---------- Entries shown
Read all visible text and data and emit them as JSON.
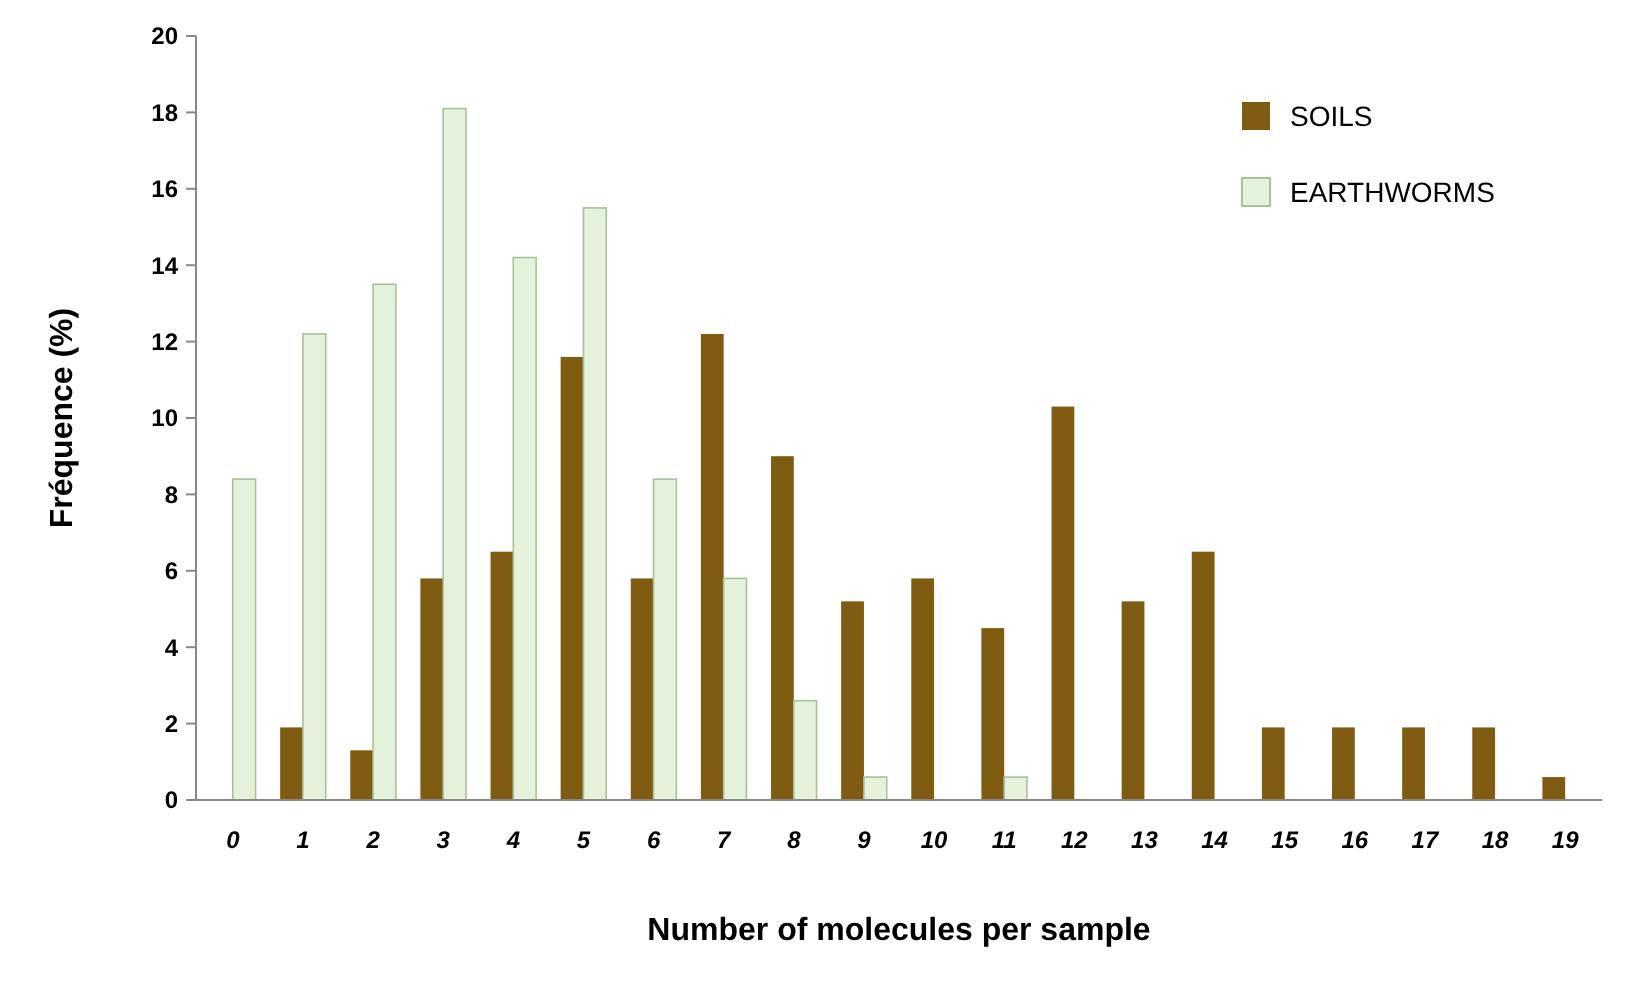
{
  "chart_data": {
    "type": "bar",
    "xlabel": "Number of molecules per sample",
    "ylabel": "Fréquence (%)",
    "categories": [
      "0",
      "1",
      "2",
      "3",
      "4",
      "5",
      "6",
      "7",
      "8",
      "9",
      "10",
      "11",
      "12",
      "13",
      "14",
      "15",
      "16",
      "17",
      "18",
      "19"
    ],
    "series": [
      {
        "name": "SOILS",
        "color": "#7f5c12",
        "values": [
          0,
          1.9,
          1.3,
          5.8,
          6.5,
          11.6,
          5.8,
          12.2,
          9.0,
          5.2,
          5.8,
          4.5,
          10.3,
          5.2,
          6.5,
          1.9,
          1.9,
          1.9,
          1.9,
          0.6
        ]
      },
      {
        "name": "EARTHWORMS",
        "color": "#e4f2dc",
        "values": [
          8.4,
          12.2,
          13.5,
          18.1,
          14.2,
          15.5,
          8.4,
          5.8,
          2.6,
          0.6,
          0,
          0.6,
          0,
          0,
          0,
          0,
          0,
          0,
          0,
          0
        ]
      }
    ],
    "ylim": [
      0,
      20
    ],
    "yticks": [
      0,
      2,
      4,
      6,
      8,
      10,
      12,
      14,
      16,
      18,
      20
    ],
    "grid": false,
    "legend": "top right"
  }
}
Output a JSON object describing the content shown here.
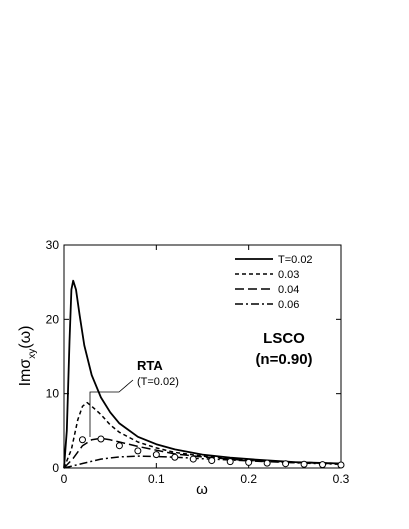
--------------------
■ **What you are asked to do**:
Scan the material above for the word "JSON". Copy each line where it occurs.

■ **Solution to this exercise**:
Read all visible text and data and emit them as JSON.
Output a JSON object describing the content shown here.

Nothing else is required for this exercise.